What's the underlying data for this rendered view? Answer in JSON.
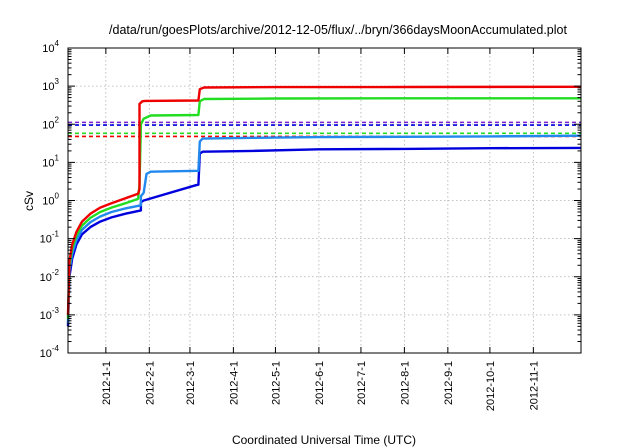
{
  "chart_data": {
    "type": "line",
    "title": "/data/run/goesPlots/archive/2012-12-05/flux/../bryn/366daysMoonAccumulated.plot",
    "xlabel": "Coordinated Universal Time (UTC)",
    "ylabel": "cSv",
    "y_scale": "log",
    "xlim": [
      "2011-12-05",
      "2012-12-05"
    ],
    "ylim": [
      0.0001,
      10000
    ],
    "grid": true,
    "x_ticks": [
      {
        "date": "2012-01-01",
        "label": "2012-1-1"
      },
      {
        "date": "2012-02-01",
        "label": "2012-2-1"
      },
      {
        "date": "2012-03-01",
        "label": "2012-3-1"
      },
      {
        "date": "2012-04-01",
        "label": "2012-4-1"
      },
      {
        "date": "2012-05-01",
        "label": "2012-5-1"
      },
      {
        "date": "2012-06-01",
        "label": "2012-6-1"
      },
      {
        "date": "2012-07-01",
        "label": "2012-7-1"
      },
      {
        "date": "2012-08-01",
        "label": "2012-8-1"
      },
      {
        "date": "2012-09-01",
        "label": "2012-9-1"
      },
      {
        "date": "2012-10-01",
        "label": "2012-10-1"
      },
      {
        "date": "2012-11-01",
        "label": "2012-11-1"
      }
    ],
    "y_ticks": [
      {
        "value": 0.0001,
        "base": "10",
        "exp": "-4"
      },
      {
        "value": 0.001,
        "base": "10",
        "exp": "-3"
      },
      {
        "value": 0.01,
        "base": "10",
        "exp": "-2"
      },
      {
        "value": 0.1,
        "base": "10",
        "exp": "-1"
      },
      {
        "value": 1,
        "base": "10",
        "exp": "0"
      },
      {
        "value": 10,
        "base": "10",
        "exp": "1"
      },
      {
        "value": 100,
        "base": "10",
        "exp": "2"
      },
      {
        "value": 1000,
        "base": "10",
        "exp": "3"
      },
      {
        "value": 10000,
        "base": "10",
        "exp": "4"
      }
    ],
    "series": [
      {
        "color": "#0000dd",
        "points": [
          [
            "2011-12-05",
            0.0005
          ],
          [
            "2011-12-06",
            0.01
          ],
          [
            "2011-12-08",
            0.03
          ],
          [
            "2011-12-11",
            0.07
          ],
          [
            "2011-12-15",
            0.13
          ],
          [
            "2011-12-21",
            0.2
          ],
          [
            "2011-12-28",
            0.28
          ],
          [
            "2012-01-05",
            0.36
          ],
          [
            "2012-01-15",
            0.45
          ],
          [
            "2012-01-26",
            0.55
          ],
          [
            "2012-01-26",
            0.9
          ],
          [
            "2012-01-28",
            1.0
          ],
          [
            "2012-03-05",
            2.5
          ],
          [
            "2012-03-07",
            2.6
          ],
          [
            "2012-03-08",
            17
          ],
          [
            "2012-03-10",
            19
          ],
          [
            "2012-04-15",
            20
          ],
          [
            "2012-06-01",
            22
          ],
          [
            "2012-08-01",
            22.5
          ],
          [
            "2012-10-01",
            23.5
          ],
          [
            "2012-12-05",
            24
          ]
        ]
      },
      {
        "color": "#2288ee",
        "points": [
          [
            "2011-12-05",
            0.0006
          ],
          [
            "2011-12-06",
            0.015
          ],
          [
            "2011-12-08",
            0.04
          ],
          [
            "2011-12-11",
            0.09
          ],
          [
            "2011-12-15",
            0.17
          ],
          [
            "2011-12-21",
            0.27
          ],
          [
            "2011-12-28",
            0.38
          ],
          [
            "2012-01-05",
            0.5
          ],
          [
            "2012-01-15",
            0.62
          ],
          [
            "2012-01-26",
            0.75
          ],
          [
            "2012-01-26",
            1.3
          ],
          [
            "2012-01-28",
            1.6
          ],
          [
            "2012-01-30",
            5
          ],
          [
            "2012-02-02",
            5.7
          ],
          [
            "2012-03-07",
            6
          ],
          [
            "2012-03-08",
            35
          ],
          [
            "2012-03-10",
            42
          ],
          [
            "2012-04-15",
            44
          ],
          [
            "2012-06-01",
            46
          ],
          [
            "2012-08-01",
            47
          ],
          [
            "2012-10-01",
            48
          ],
          [
            "2012-12-05",
            50
          ]
        ]
      },
      {
        "color": "#22dd22",
        "points": [
          [
            "2011-12-05",
            0.0008
          ],
          [
            "2011-12-06",
            0.02
          ],
          [
            "2011-12-08",
            0.055
          ],
          [
            "2011-12-11",
            0.12
          ],
          [
            "2011-12-15",
            0.22
          ],
          [
            "2011-12-21",
            0.35
          ],
          [
            "2011-12-28",
            0.5
          ],
          [
            "2012-01-05",
            0.65
          ],
          [
            "2012-01-15",
            0.85
          ],
          [
            "2012-01-24",
            1.1
          ],
          [
            "2012-01-25",
            2.5
          ],
          [
            "2012-01-26",
            100
          ],
          [
            "2012-01-28",
            140
          ],
          [
            "2012-02-02",
            170
          ],
          [
            "2012-03-07",
            175
          ],
          [
            "2012-03-08",
            400
          ],
          [
            "2012-03-11",
            460
          ],
          [
            "2012-05-01",
            475
          ],
          [
            "2012-08-01",
            480
          ],
          [
            "2012-12-05",
            480
          ]
        ]
      },
      {
        "color": "#ee0000",
        "points": [
          [
            "2011-12-05",
            0.001
          ],
          [
            "2011-12-06",
            0.025
          ],
          [
            "2011-12-08",
            0.07
          ],
          [
            "2011-12-11",
            0.15
          ],
          [
            "2011-12-15",
            0.28
          ],
          [
            "2011-12-21",
            0.45
          ],
          [
            "2011-12-28",
            0.65
          ],
          [
            "2012-01-05",
            0.85
          ],
          [
            "2012-01-15",
            1.15
          ],
          [
            "2012-01-24",
            1.5
          ],
          [
            "2012-01-25",
            2.0
          ],
          [
            "2012-01-25",
            340
          ],
          [
            "2012-01-27",
            400
          ],
          [
            "2012-01-29",
            410
          ],
          [
            "2012-03-07",
            420
          ],
          [
            "2012-03-08",
            830
          ],
          [
            "2012-03-11",
            920
          ],
          [
            "2012-05-01",
            940
          ],
          [
            "2012-08-01",
            950
          ],
          [
            "2012-12-05",
            960
          ]
        ]
      }
    ],
    "reference_lines": [
      {
        "color": "#7722cc",
        "value": 112
      },
      {
        "color": "#0000dd",
        "value": 95
      },
      {
        "color": "#22dd22",
        "value": 58
      },
      {
        "color": "#ee0000",
        "value": 48
      }
    ]
  }
}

▬▬▬▬▬▬▬▬▬▬

• [Problem to solve]
Replicate the material above verbatim; images stay out of the copy.

• [Output for this task]
What's the underlying data for this rendered view? Answer in JSON.
{
  "chart_data": {
    "type": "line",
    "title": "/data/run/goesPlots/archive/2012-12-05/flux/../bryn/366daysMoonAccumulated.plot",
    "xlabel": "Coordinated Universal Time (UTC)",
    "ylabel": "cSv",
    "y_scale": "log",
    "xlim": [
      "2011-12-05",
      "2012-12-05"
    ],
    "ylim": [
      0.0001,
      10000
    ],
    "grid": true,
    "x_ticks": [
      {
        "date": "2012-01-01",
        "label": "2012-1-1"
      },
      {
        "date": "2012-02-01",
        "label": "2012-2-1"
      },
      {
        "date": "2012-03-01",
        "label": "2012-3-1"
      },
      {
        "date": "2012-04-01",
        "label": "2012-4-1"
      },
      {
        "date": "2012-05-01",
        "label": "2012-5-1"
      },
      {
        "date": "2012-06-01",
        "label": "2012-6-1"
      },
      {
        "date": "2012-07-01",
        "label": "2012-7-1"
      },
      {
        "date": "2012-08-01",
        "label": "2012-8-1"
      },
      {
        "date": "2012-09-01",
        "label": "2012-9-1"
      },
      {
        "date": "2012-10-01",
        "label": "2012-10-1"
      },
      {
        "date": "2012-11-01",
        "label": "2012-11-1"
      }
    ],
    "y_ticks": [
      {
        "value": 0.0001,
        "base": "10",
        "exp": "-4"
      },
      {
        "value": 0.001,
        "base": "10",
        "exp": "-3"
      },
      {
        "value": 0.01,
        "base": "10",
        "exp": "-2"
      },
      {
        "value": 0.1,
        "base": "10",
        "exp": "-1"
      },
      {
        "value": 1,
        "base": "10",
        "exp": "0"
      },
      {
        "value": 10,
        "base": "10",
        "exp": "1"
      },
      {
        "value": 100,
        "base": "10",
        "exp": "2"
      },
      {
        "value": 1000,
        "base": "10",
        "exp": "3"
      },
      {
        "value": 10000,
        "base": "10",
        "exp": "4"
      }
    ],
    "series": [
      {
        "color": "#0000dd",
        "points": [
          [
            "2011-12-05",
            0.0005
          ],
          [
            "2011-12-06",
            0.01
          ],
          [
            "2011-12-08",
            0.03
          ],
          [
            "2011-12-11",
            0.07
          ],
          [
            "2011-12-15",
            0.13
          ],
          [
            "2011-12-21",
            0.2
          ],
          [
            "2011-12-28",
            0.28
          ],
          [
            "2012-01-05",
            0.36
          ],
          [
            "2012-01-15",
            0.45
          ],
          [
            "2012-01-26",
            0.55
          ],
          [
            "2012-01-26",
            0.9
          ],
          [
            "2012-01-28",
            1.0
          ],
          [
            "2012-03-05",
            2.5
          ],
          [
            "2012-03-07",
            2.6
          ],
          [
            "2012-03-08",
            17
          ],
          [
            "2012-03-10",
            19
          ],
          [
            "2012-04-15",
            20
          ],
          [
            "2012-06-01",
            22
          ],
          [
            "2012-08-01",
            22.5
          ],
          [
            "2012-10-01",
            23.5
          ],
          [
            "2012-12-05",
            24
          ]
        ]
      },
      {
        "color": "#2288ee",
        "points": [
          [
            "2011-12-05",
            0.0006
          ],
          [
            "2011-12-06",
            0.015
          ],
          [
            "2011-12-08",
            0.04
          ],
          [
            "2011-12-11",
            0.09
          ],
          [
            "2011-12-15",
            0.17
          ],
          [
            "2011-12-21",
            0.27
          ],
          [
            "2011-12-28",
            0.38
          ],
          [
            "2012-01-05",
            0.5
          ],
          [
            "2012-01-15",
            0.62
          ],
          [
            "2012-01-26",
            0.75
          ],
          [
            "2012-01-26",
            1.3
          ],
          [
            "2012-01-28",
            1.6
          ],
          [
            "2012-01-30",
            5
          ],
          [
            "2012-02-02",
            5.7
          ],
          [
            "2012-03-07",
            6
          ],
          [
            "2012-03-08",
            35
          ],
          [
            "2012-03-10",
            42
          ],
          [
            "2012-04-15",
            44
          ],
          [
            "2012-06-01",
            46
          ],
          [
            "2012-08-01",
            47
          ],
          [
            "2012-10-01",
            48
          ],
          [
            "2012-12-05",
            50
          ]
        ]
      },
      {
        "color": "#22dd22",
        "points": [
          [
            "2011-12-05",
            0.0008
          ],
          [
            "2011-12-06",
            0.02
          ],
          [
            "2011-12-08",
            0.055
          ],
          [
            "2011-12-11",
            0.12
          ],
          [
            "2011-12-15",
            0.22
          ],
          [
            "2011-12-21",
            0.35
          ],
          [
            "2011-12-28",
            0.5
          ],
          [
            "2012-01-05",
            0.65
          ],
          [
            "2012-01-15",
            0.85
          ],
          [
            "2012-01-24",
            1.1
          ],
          [
            "2012-01-25",
            2.5
          ],
          [
            "2012-01-26",
            100
          ],
          [
            "2012-01-28",
            140
          ],
          [
            "2012-02-02",
            170
          ],
          [
            "2012-03-07",
            175
          ],
          [
            "2012-03-08",
            400
          ],
          [
            "2012-03-11",
            460
          ],
          [
            "2012-05-01",
            475
          ],
          [
            "2012-08-01",
            480
          ],
          [
            "2012-12-05",
            480
          ]
        ]
      },
      {
        "color": "#ee0000",
        "points": [
          [
            "2011-12-05",
            0.001
          ],
          [
            "2011-12-06",
            0.025
          ],
          [
            "2011-12-08",
            0.07
          ],
          [
            "2011-12-11",
            0.15
          ],
          [
            "2011-12-15",
            0.28
          ],
          [
            "2011-12-21",
            0.45
          ],
          [
            "2011-12-28",
            0.65
          ],
          [
            "2012-01-05",
            0.85
          ],
          [
            "2012-01-15",
            1.15
          ],
          [
            "2012-01-24",
            1.5
          ],
          [
            "2012-01-25",
            2.0
          ],
          [
            "2012-01-25",
            340
          ],
          [
            "2012-01-27",
            400
          ],
          [
            "2012-01-29",
            410
          ],
          [
            "2012-03-07",
            420
          ],
          [
            "2012-03-08",
            830
          ],
          [
            "2012-03-11",
            920
          ],
          [
            "2012-05-01",
            940
          ],
          [
            "2012-08-01",
            950
          ],
          [
            "2012-12-05",
            960
          ]
        ]
      }
    ],
    "reference_lines": [
      {
        "color": "#7722cc",
        "value": 112
      },
      {
        "color": "#0000dd",
        "value": 95
      },
      {
        "color": "#22dd22",
        "value": 58
      },
      {
        "color": "#ee0000",
        "value": 48
      }
    ]
  }
}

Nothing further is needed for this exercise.